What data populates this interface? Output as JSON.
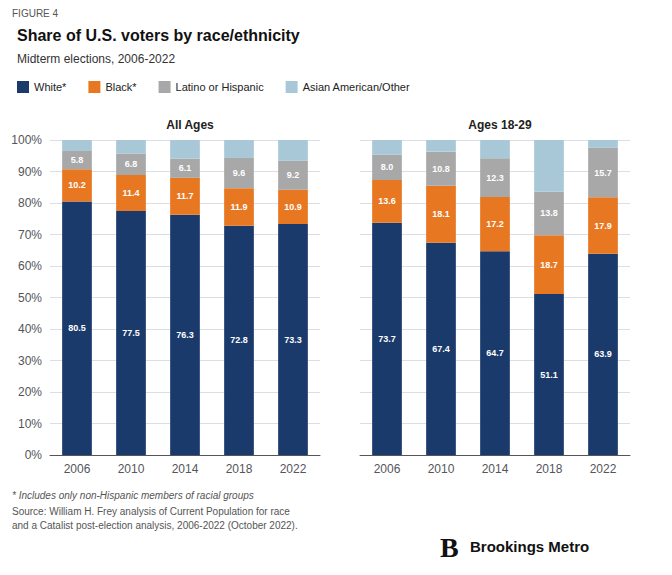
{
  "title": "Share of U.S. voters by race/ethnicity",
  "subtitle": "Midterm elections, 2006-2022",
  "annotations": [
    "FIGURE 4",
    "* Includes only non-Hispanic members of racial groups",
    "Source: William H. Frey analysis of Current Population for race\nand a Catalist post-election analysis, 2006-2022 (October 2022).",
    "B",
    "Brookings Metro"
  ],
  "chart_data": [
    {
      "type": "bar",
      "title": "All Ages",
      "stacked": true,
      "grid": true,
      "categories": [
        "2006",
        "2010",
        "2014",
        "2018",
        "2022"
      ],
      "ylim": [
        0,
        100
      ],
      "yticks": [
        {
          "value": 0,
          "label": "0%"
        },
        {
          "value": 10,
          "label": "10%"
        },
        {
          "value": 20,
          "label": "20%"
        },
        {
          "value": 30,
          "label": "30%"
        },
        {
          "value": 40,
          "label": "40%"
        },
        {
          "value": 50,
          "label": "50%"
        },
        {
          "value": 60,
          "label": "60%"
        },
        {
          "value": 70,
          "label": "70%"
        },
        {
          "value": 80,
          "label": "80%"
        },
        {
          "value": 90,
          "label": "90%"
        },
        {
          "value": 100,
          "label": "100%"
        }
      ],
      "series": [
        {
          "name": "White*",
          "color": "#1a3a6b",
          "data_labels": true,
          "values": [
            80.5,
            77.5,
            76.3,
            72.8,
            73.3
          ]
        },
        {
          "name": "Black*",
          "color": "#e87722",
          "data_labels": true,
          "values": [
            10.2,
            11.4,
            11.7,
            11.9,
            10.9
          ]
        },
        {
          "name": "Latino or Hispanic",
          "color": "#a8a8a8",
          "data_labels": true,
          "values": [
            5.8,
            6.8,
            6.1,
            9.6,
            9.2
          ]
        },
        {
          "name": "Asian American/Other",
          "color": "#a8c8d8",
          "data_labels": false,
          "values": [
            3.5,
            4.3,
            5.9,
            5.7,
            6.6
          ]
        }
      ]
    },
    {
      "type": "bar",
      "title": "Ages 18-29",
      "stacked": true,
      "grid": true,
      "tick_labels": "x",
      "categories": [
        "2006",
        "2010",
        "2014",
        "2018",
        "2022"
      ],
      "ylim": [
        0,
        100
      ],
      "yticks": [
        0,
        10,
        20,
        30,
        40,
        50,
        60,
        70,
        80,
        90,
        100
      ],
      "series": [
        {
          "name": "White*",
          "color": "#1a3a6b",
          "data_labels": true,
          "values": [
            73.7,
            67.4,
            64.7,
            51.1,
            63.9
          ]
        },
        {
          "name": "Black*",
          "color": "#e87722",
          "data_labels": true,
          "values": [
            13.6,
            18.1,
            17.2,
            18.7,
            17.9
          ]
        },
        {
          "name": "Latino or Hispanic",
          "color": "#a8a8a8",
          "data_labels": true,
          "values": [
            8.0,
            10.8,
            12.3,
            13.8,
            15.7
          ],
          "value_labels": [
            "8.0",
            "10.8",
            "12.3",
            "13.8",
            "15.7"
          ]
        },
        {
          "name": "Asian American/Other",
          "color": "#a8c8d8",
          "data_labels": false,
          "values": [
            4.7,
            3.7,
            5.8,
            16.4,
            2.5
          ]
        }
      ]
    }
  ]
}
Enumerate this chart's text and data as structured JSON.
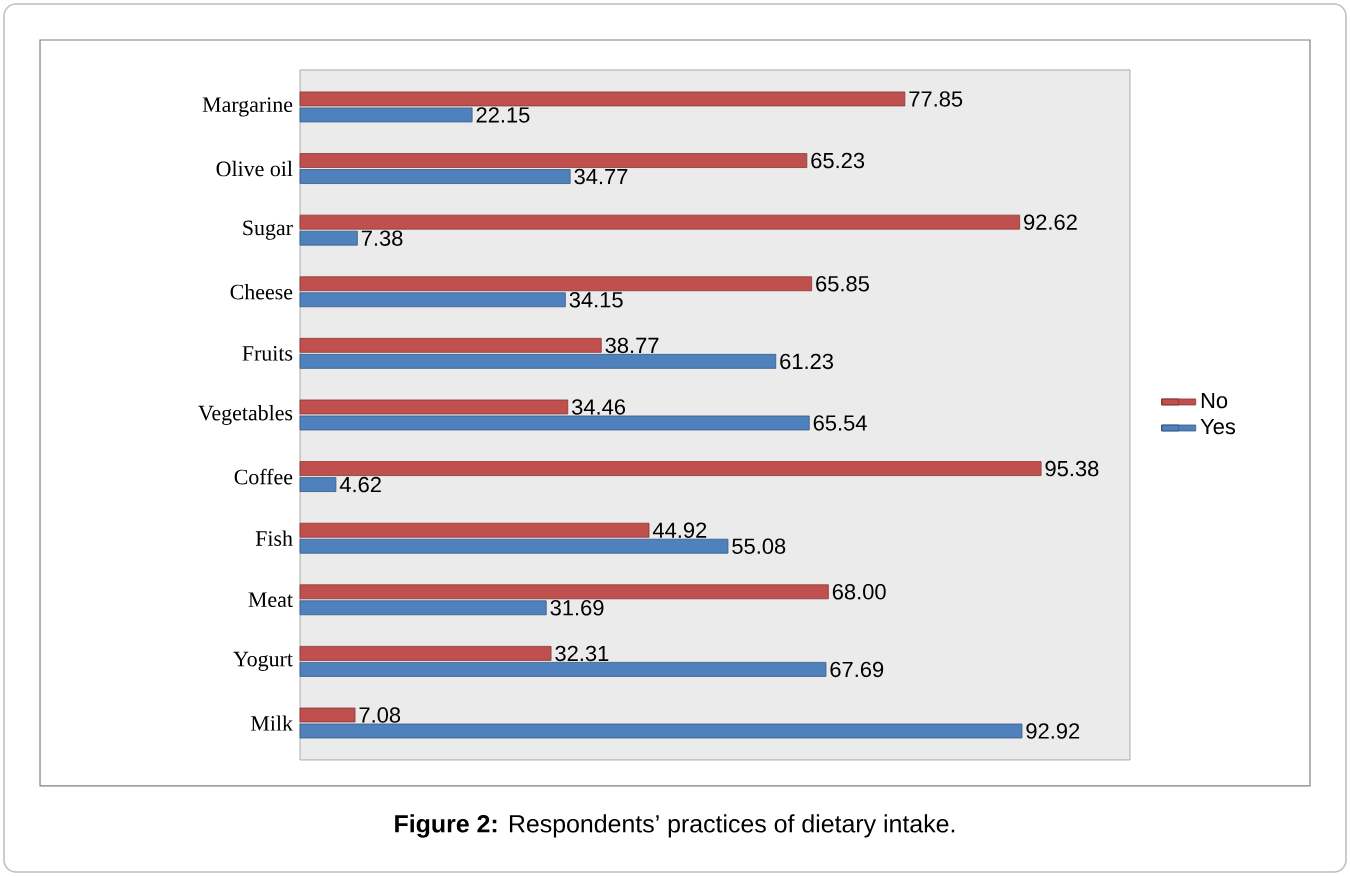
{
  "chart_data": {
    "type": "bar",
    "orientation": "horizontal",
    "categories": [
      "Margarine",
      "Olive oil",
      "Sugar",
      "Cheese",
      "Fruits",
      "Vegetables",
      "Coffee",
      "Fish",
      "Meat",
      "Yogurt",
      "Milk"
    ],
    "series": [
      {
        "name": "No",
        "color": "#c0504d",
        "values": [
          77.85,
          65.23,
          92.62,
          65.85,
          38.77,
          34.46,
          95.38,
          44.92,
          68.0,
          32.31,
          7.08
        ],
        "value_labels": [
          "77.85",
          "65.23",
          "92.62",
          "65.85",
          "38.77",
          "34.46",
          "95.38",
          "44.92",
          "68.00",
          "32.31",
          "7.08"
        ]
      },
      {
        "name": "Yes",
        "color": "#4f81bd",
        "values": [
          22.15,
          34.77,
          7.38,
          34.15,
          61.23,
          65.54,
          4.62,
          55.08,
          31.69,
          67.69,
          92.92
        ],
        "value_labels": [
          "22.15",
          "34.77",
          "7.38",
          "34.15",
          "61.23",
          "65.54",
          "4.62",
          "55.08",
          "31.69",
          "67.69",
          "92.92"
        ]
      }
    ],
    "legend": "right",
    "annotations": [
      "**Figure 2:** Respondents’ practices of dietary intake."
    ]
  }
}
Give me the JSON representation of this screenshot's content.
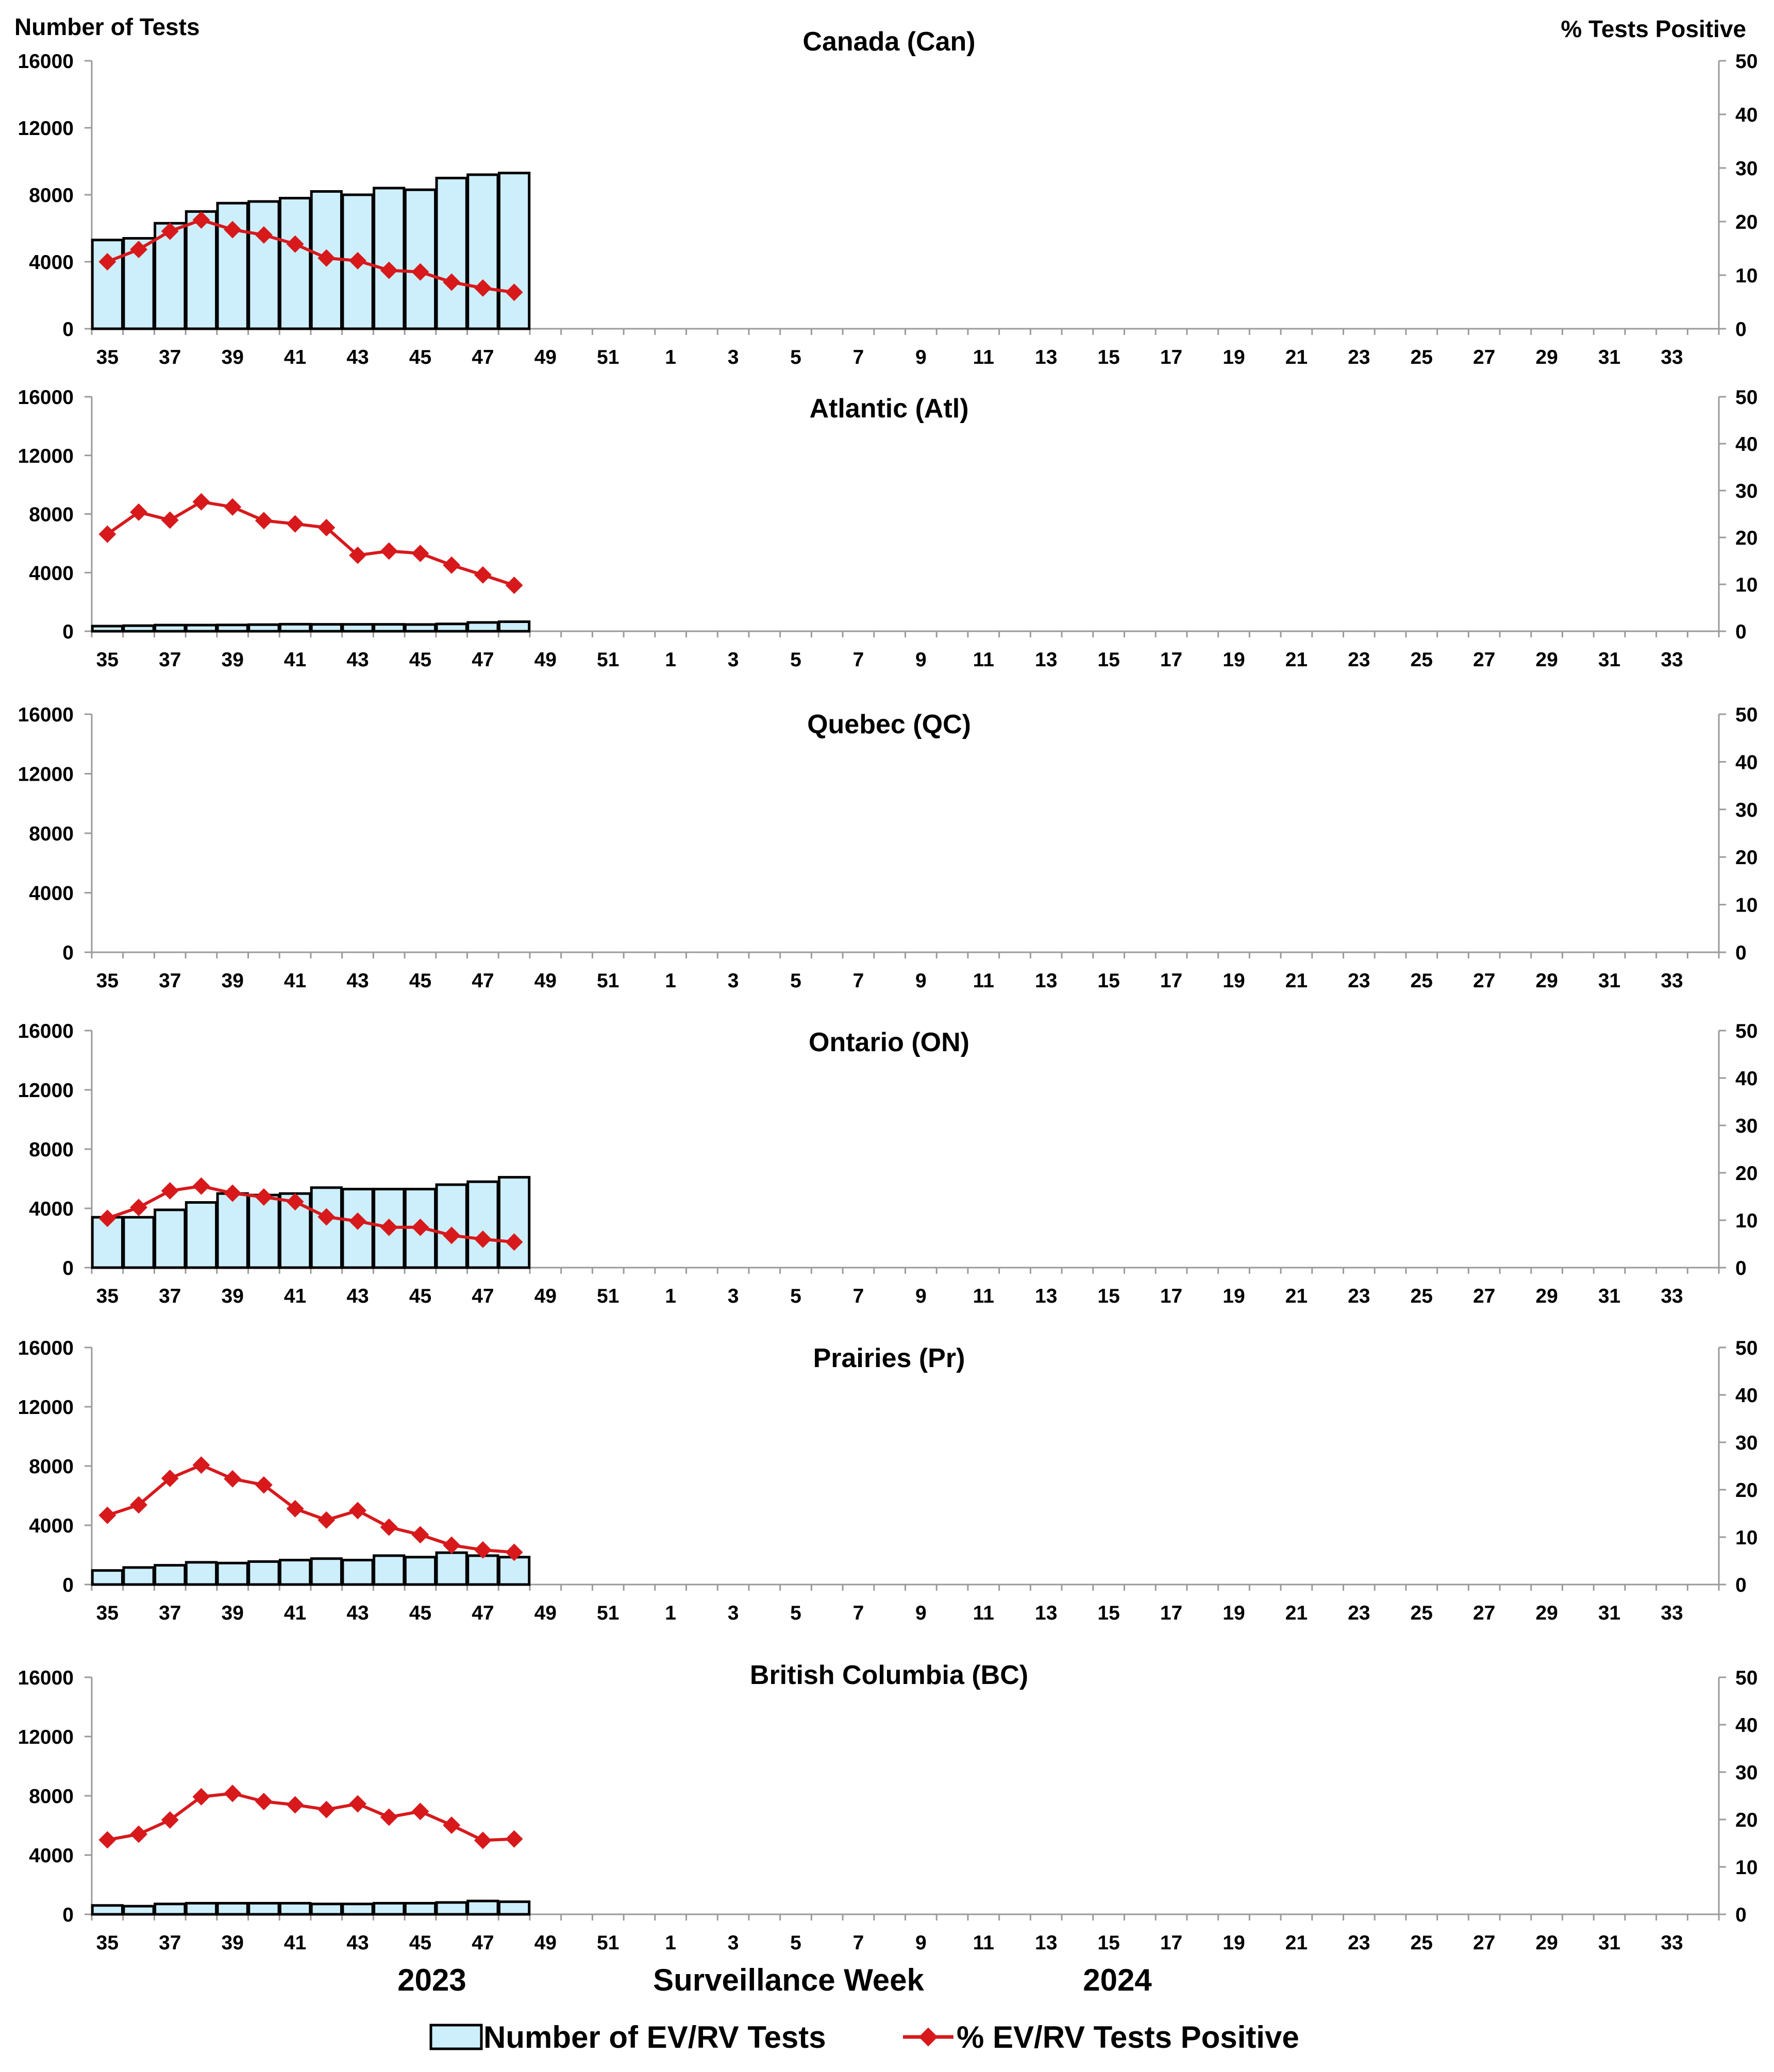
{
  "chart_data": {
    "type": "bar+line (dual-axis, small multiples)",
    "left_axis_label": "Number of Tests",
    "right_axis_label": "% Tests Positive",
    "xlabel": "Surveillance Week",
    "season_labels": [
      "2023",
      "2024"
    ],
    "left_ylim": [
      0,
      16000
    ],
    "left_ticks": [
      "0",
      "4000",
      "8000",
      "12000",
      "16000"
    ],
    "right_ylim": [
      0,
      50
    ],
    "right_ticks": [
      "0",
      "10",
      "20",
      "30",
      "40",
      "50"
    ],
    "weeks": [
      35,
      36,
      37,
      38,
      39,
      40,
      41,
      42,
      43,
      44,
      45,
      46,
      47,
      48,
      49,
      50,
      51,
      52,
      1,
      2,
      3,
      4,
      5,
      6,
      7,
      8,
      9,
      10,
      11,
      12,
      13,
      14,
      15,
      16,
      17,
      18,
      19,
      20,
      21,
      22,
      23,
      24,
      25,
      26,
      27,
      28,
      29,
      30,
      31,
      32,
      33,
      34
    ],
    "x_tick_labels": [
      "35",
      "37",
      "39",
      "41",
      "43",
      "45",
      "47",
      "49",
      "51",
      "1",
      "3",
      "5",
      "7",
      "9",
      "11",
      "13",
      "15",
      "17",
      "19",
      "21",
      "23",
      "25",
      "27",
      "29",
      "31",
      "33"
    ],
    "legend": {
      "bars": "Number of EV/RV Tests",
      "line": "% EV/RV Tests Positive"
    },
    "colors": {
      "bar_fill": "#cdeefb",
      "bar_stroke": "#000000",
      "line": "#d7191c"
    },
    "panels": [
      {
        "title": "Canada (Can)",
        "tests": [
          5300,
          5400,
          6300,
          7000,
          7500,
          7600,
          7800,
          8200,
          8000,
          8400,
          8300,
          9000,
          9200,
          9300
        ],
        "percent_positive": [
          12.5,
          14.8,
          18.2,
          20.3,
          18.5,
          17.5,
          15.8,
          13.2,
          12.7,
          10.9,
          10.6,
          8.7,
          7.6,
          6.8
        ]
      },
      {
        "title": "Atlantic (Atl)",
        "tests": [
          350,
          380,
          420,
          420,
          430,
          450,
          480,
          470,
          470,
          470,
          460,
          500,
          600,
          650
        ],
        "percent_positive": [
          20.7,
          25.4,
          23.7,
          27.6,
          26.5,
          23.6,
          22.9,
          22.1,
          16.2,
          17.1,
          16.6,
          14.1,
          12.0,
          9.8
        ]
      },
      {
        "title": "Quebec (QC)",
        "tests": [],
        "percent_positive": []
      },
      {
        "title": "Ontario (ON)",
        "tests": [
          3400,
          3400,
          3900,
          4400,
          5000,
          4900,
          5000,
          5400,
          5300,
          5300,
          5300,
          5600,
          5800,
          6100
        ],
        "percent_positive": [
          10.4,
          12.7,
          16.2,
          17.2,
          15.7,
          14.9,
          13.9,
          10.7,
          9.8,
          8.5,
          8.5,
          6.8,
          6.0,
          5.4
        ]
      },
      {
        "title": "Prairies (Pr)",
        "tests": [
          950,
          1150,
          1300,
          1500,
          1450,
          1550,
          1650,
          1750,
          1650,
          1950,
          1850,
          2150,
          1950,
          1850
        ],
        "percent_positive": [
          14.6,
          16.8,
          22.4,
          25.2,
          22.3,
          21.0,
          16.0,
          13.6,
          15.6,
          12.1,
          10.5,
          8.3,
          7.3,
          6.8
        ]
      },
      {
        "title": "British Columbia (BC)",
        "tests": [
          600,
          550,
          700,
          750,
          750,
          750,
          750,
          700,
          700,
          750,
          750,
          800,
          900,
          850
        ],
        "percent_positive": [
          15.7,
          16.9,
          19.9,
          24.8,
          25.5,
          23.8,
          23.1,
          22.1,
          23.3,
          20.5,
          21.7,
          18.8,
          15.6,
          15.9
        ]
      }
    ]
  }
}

## TASK INSTRUCTIONS
Pull out all lines of the data with the string "type".

## RESPONSE TO THE TASK
      "type": "bar",
      "type": "bar",
    "type": "bar",
    "type": "bar+line (dual-axis, small multiples)",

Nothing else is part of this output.